All of the data should be repeated exactly; pictures are not part of the copy.
— start —
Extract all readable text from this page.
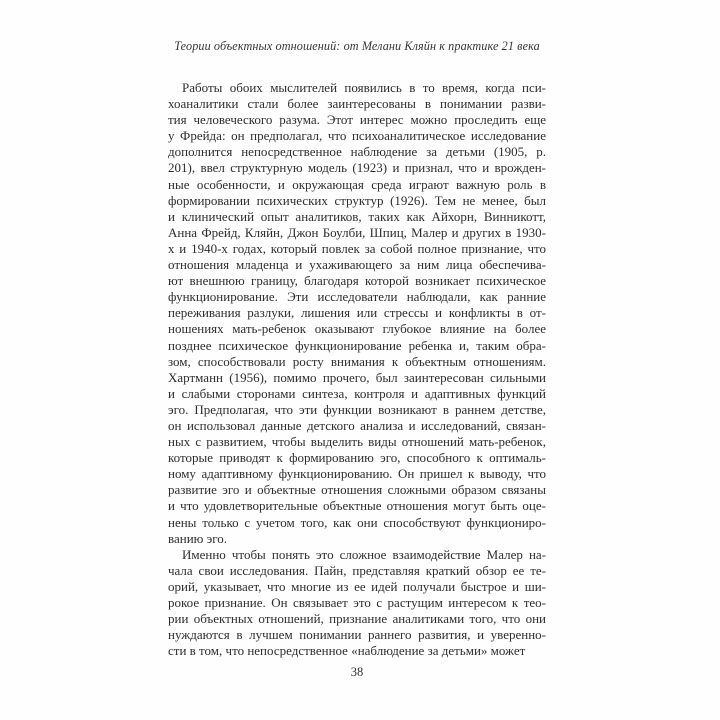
Теории объектных отношений: от Мелани Кляйн к практике 21 века
Работы обоих мыслителей появились в то время, когда пси-
хоаналитики стали более заинтересованы в понимании разви-
тия человеческого разума. Этот интерес можно проследить еще
у Фрейда: он предполагал, что психоаналитическое исследование
дополнится непосредственное наблюдение за детьми (1905, p.
201), ввел структурную модель (1923) и признал, что и врожден-
ные особенности, и окружающая среда играют важную роль в
формировании психических структур (1926). Тем не менее, был
и клинический опыт аналитиков, таких как Айхорн, Винникотт,
Анна Фрейд, Кляйн, Джон Боулби, Шпиц, Малер и других в 1930-
х и 1940-х годах, который повлек за собой полное признание, что
отношения младенца и ухаживающего за ним лица обеспечива-
ют внешнюю границу, благодаря которой возникает психическое
функционирование. Эти исследователи наблюдали, как ранние
переживания разлуки, лишения или стрессы и конфликты в от-
ношениях мать-ребенок оказывают глубокое влияние на более
позднее психическое функционирование ребенка и, таким обра-
зом, способствовали росту внимания к объектным отношениям.
Хартманн (1956), помимо прочего, был заинтересован сильными
и слабыми сторонами синтеза, контроля и адаптивных функций
эго. Предполагая, что эти функции возникают в раннем детстве,
он использовал данные детского анализа и исследований, связан-
ных с развитием, чтобы выделить виды отношений мать-ребенок,
которые приводят к формированию эго, способного к оптималь-
ному адаптивному функционированию. Он пришел к выводу, что
развитие эго и объектные отношения сложными образом связаны
и что удовлетворительные объектные отношения могут быть оце-
нены только с учетом того, как они способствуют функциониро-
ванию эго.
Именно чтобы понять это сложное взаимодействие Малер на-
чала свои исследования. Пайн, представляя краткий обзор ее те-
орий, указывает, что многие из ее идей получали быстрое и ши-
рокое признание. Он связывает это с растущим интересом к тео-
рии объектных отношений, признание аналитиками того, что они
нуждаются в лучшем понимании раннего развития, и уверенно-
сти в том, что непосредственное «наблюдение за детьми» может
38
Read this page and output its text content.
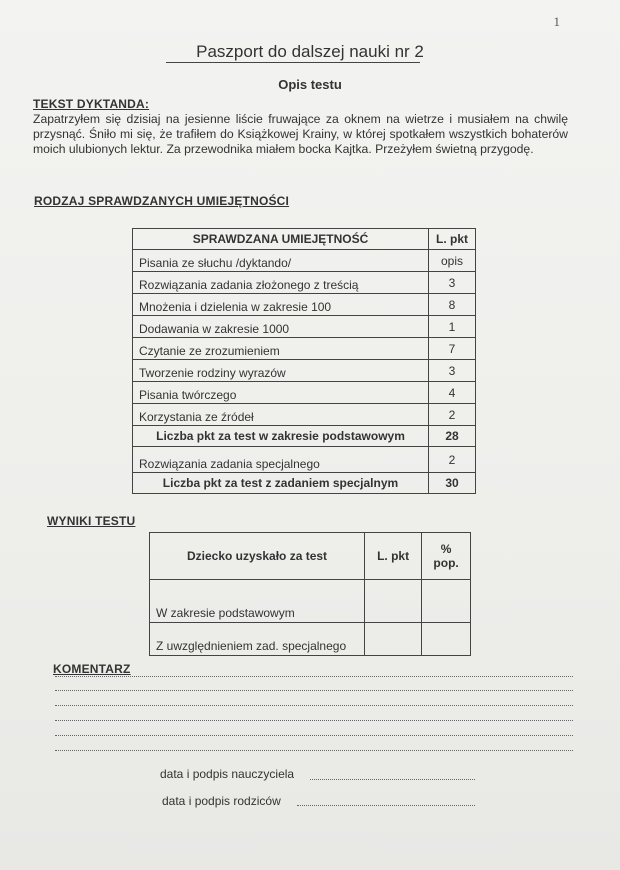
1
Paszport do dalszej nauki nr 2
Opis testu
TEKST DYKTANDA:
Zapatrzyłem się dzisiaj na jesienne liście fruwające za oknem na wietrze i musiałem na chwilę przysnąć. Śniło mi się, że trafiłem do Książkowej Krainy, w której spotkałem wszystkich bohaterów moich ulubionych lektur. Za przewodnika miałem bocka Kajtka. Przeżyłem świetną przygodę.
RODZAJ SPRAWDZANYCH UMIEJĘTNOŚCI
SPRAWDZANA UMIEJĘTNOŚĆ	L. pkt
Pisania ze słuchu /dyktando/	opis
Rozwiązania zadania złożonego z treścią	3
Mnożenia i dzielenia w zakresie 100	8
Dodawania w zakresie 1000	1
Czytanie ze zrozumieniem	7
Tworzenie rodziny wyrazów	3
Pisania twórczego	4
Korzystania ze źródeł	2
Liczba pkt za test w zakresie podstawowym	28
Rozwiązania zadania specjalnego	2
Liczba pkt za test z zadaniem specjalnym	30
WYNIKI TESTU
Dziecko uzyskało za test	L. pkt	%
pop.
W zakresie podstawowym		
Z uwzględnieniem zad. specjalnego		
KOMENTARZ
data i podpis nauczyciela
data i podpis rodziców
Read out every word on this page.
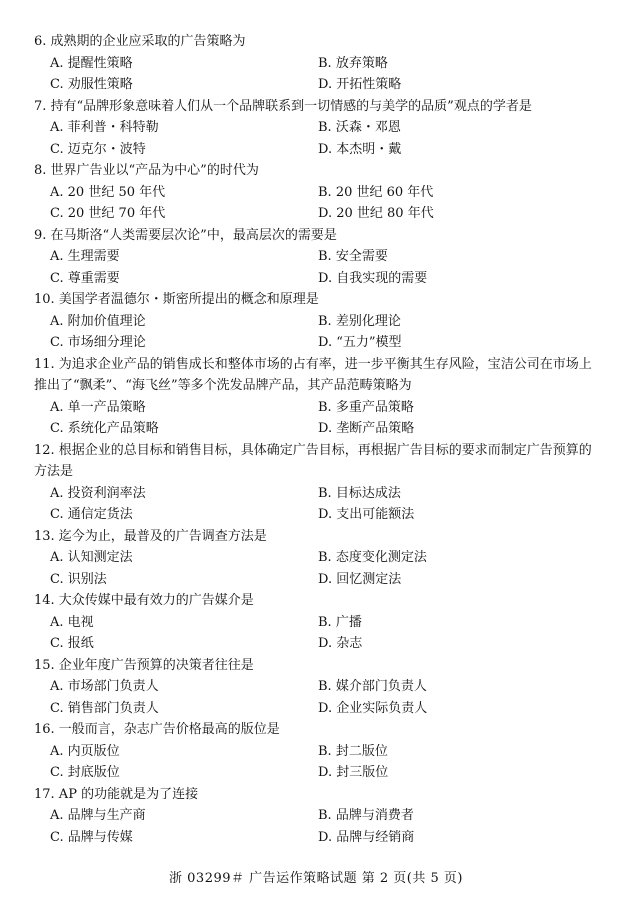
6. 成熟期的企业应采取的广告策略为
A. 提醒性策略	B. 放弃策略
C. 劝服性策略	D. 开拓性策略
7. 持有“品牌形象意味着人们从一个品牌联系到一切情感的与美学的品质”观点的学者是
A. 菲利普・科特勒	B. 沃森・邓恩
C. 迈克尔・波特	D. 本杰明・戴
8. 世界广告业以“产品为中心”的时代为
A. 20 世纪 50 年代	B. 20 世纪 60 年代
C. 20 世纪 70 年代	D. 20 世纪 80 年代
9. 在马斯洛“人类需要层次论”中，最高层次的需要是
A. 生理需要	B. 安全需要
C. 尊重需要	D. 自我实现的需要
10. 美国学者温德尔・斯密所提出的概念和原理是
A. 附加价值理论	B. 差别化理论
C. 市场细分理论	D. “五力”模型
11. 为追求企业产品的销售成长和整体市场的占有率，进一步平衡其生存风险，宝洁公司在市场上推出了“飘柔”、“海飞丝”等多个洗发品牌产品，其产品范畴策略为
A. 单一产品策略	B. 多重产品策略
C. 系统化产品策略	D. 垄断产品策略
12. 根据企业的总目标和销售目标，具体确定广告目标，再根据广告目标的要求而制定广告预算的方法是
A. 投资利润率法	B. 目标达成法
C. 通信定货法	D. 支出可能额法
13. 迄今为止，最普及的广告调查方法是
A. 认知测定法	B. 态度变化测定法
C. 识别法	D. 回忆测定法
14. 大众传媒中最有效力的广告媒介是
A. 电视	B. 广播
C. 报纸	D. 杂志
15. 企业年度广告预算的决策者往往是
A. 市场部门负责人	B. 媒介部门负责人
C. 销售部门负责人	D. 企业实际负责人
16. 一般而言，杂志广告价格最高的版位是
A. 内页版位	B. 封二版位
C. 封底版位	D. 封三版位
17. AP 的功能就是为了连接
A. 品牌与生产商	B. 品牌与消费者
C. 品牌与传媒	D. 品牌与经销商
浙 03299＃ 广告运作策略试题 第 2 页(共 5 页)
— end —
=== Answer for the task ===
Extract all readable text from this page.
Теории объектных отношений: от Мелани Кляйн к практике 21 века
Работы обоих мыслителей появились в то время, когда пси-
хоаналитики стали более заинтересованы в понимании разви-
тия человеческого разума. Этот интерес можно проследить еще
у Фрейда: он предполагал, что психоаналитическое исследование
дополнится непосредственное наблюдение за детьми (1905, p.
201), ввел структурную модель (1923) и признал, что и врожден-
ные особенности, и окружающая среда играют важную роль в
формировании психических структур (1926). Тем не менее, был
и клинический опыт аналитиков, таких как Айхорн, Винникотт,
Анна Фрейд, Кляйн, Джон Боулби, Шпиц, Малер и других в 1930-
х и 1940-х годах, который повлек за собой полное признание, что
отношения младенца и ухаживающего за ним лица обеспечива-
ют внешнюю границу, благодаря которой возникает психическое
функционирование. Эти исследователи наблюдали, как ранние
переживания разлуки, лишения или стрессы и конфликты в от-
ношениях мать-ребенок оказывают глубокое влияние на более
позднее психическое функционирование ребенка и, таким обра-
зом, способствовали росту внимания к объектным отношениям.
Хартманн (1956), помимо прочего, был заинтересован сильными
и слабыми сторонами синтеза, контроля и адаптивных функций
эго. Предполагая, что эти функции возникают в раннем детстве,
он использовал данные детского анализа и исследований, связан-
ных с развитием, чтобы выделить виды отношений мать-ребенок,
которые приводят к формированию эго, способного к оптималь-
ному адаптивному функционированию. Он пришел к выводу, что
развитие эго и объектные отношения сложными образом связаны
и что удовлетворительные объектные отношения могут быть оце-
нены только с учетом того, как они способствуют функциониро-
ванию эго.
Именно чтобы понять это сложное взаимодействие Малер на-
чала свои исследования. Пайн, представляя краткий обзор ее те-
орий, указывает, что многие из ее идей получали быстрое и ши-
рокое признание. Он связывает это с растущим интересом к тео-
рии объектных отношений, признание аналитиками того, что они
нуждаются в лучшем понимании раннего развития, и уверенно-
сти в том, что непосредственное «наблюдение за детьми» может
38
Read this page and output its text content.
1
Paszport do dalszej nauki nr 2
Opis testu
TEKST DYKTANDA:
Zapatrzyłem się dzisiaj na jesienne liście fruwające za oknem na wietrze i musiałem na chwilę przysnąć. Śniło mi się, że trafiłem do Książkowej Krainy, w której spotkałem wszystkich bohaterów moich ulubionych lektur. Za przewodnika miałem bocka Kajtka. Przeżyłem świetną przygodę.
RODZAJ SPRAWDZANYCH UMIEJĘTNOŚCI
SPRAWDZANA UMIEJĘTNOŚĆ	L. pkt
Pisania ze słuchu /dyktando/	opis
Rozwiązania zadania złożonego z treścią	3
Mnożenia i dzielenia w zakresie 100	8
Dodawania w zakresie 1000	1
Czytanie ze zrozumieniem	7
Tworzenie rodziny wyrazów	3
Pisania twórczego	4
Korzystania ze źródeł	2
Liczba pkt za test w zakresie podstawowym	28
Rozwiązania zadania specjalnego	2
Liczba pkt za test z zadaniem specjalnym	30
WYNIKI TESTU
Dziecko uzyskało za test	L. pkt	%
pop.
W zakresie podstawowym		
Z uwzględnieniem zad. specjalnego		
KOMENTARZ
data i podpis nauczyciela
data i podpis rodziców
Read out every word on this page.
6. 成熟期的企业应采取的广告策略为
A. 提醒性策略	B. 放弃策略
C. 劝服性策略	D. 开拓性策略
7. 持有“品牌形象意味着人们从一个品牌联系到一切情感的与美学的品质”观点的学者是
A. 菲利普・科特勒	B. 沃森・邓恩
C. 迈克尔・波特	D. 本杰明・戴
8. 世界广告业以“产品为中心”的时代为
A. 20 世纪 50 年代	B. 20 世纪 60 年代
C. 20 世纪 70 年代	D. 20 世纪 80 年代
9. 在马斯洛“人类需要层次论”中，最高层次的需要是
A. 生理需要	B. 安全需要
C. 尊重需要	D. 自我实现的需要
10. 美国学者温德尔・斯密所提出的概念和原理是
A. 附加价值理论	B. 差别化理论
C. 市场细分理论	D. “五力”模型
11. 为追求企业产品的销售成长和整体市场的占有率，进一步平衡其生存风险，宝洁公司在市场上推出了“飘柔”、“海飞丝”等多个洗发品牌产品，其产品范畴策略为
A. 单一产品策略	B. 多重产品策略
C. 系统化产品策略	D. 垄断产品策略
12. 根据企业的总目标和销售目标，具体确定广告目标，再根据广告目标的要求而制定广告预算的方法是
A. 投资利润率法	B. 目标达成法
C. 通信定货法	D. 支出可能额法
13. 迄今为止，最普及的广告调查方法是
A. 认知测定法	B. 态度变化测定法
C. 识别法	D. 回忆测定法
14. 大众传媒中最有效力的广告媒介是
A. 电视	B. 广播
C. 报纸	D. 杂志
15. 企业年度广告预算的决策者往往是
A. 市场部门负责人	B. 媒介部门负责人
C. 销售部门负责人	D. 企业实际负责人
16. 一般而言，杂志广告价格最高的版位是
A. 内页版位	B. 封二版位
C. 封底版位	D. 封三版位
17. AP 的功能就是为了连接
A. 品牌与生产商	B. 品牌与消费者
C. 品牌与传媒	D. 品牌与经销商
浙 03299＃ 广告运作策略试题 第 2 页(共 5 页)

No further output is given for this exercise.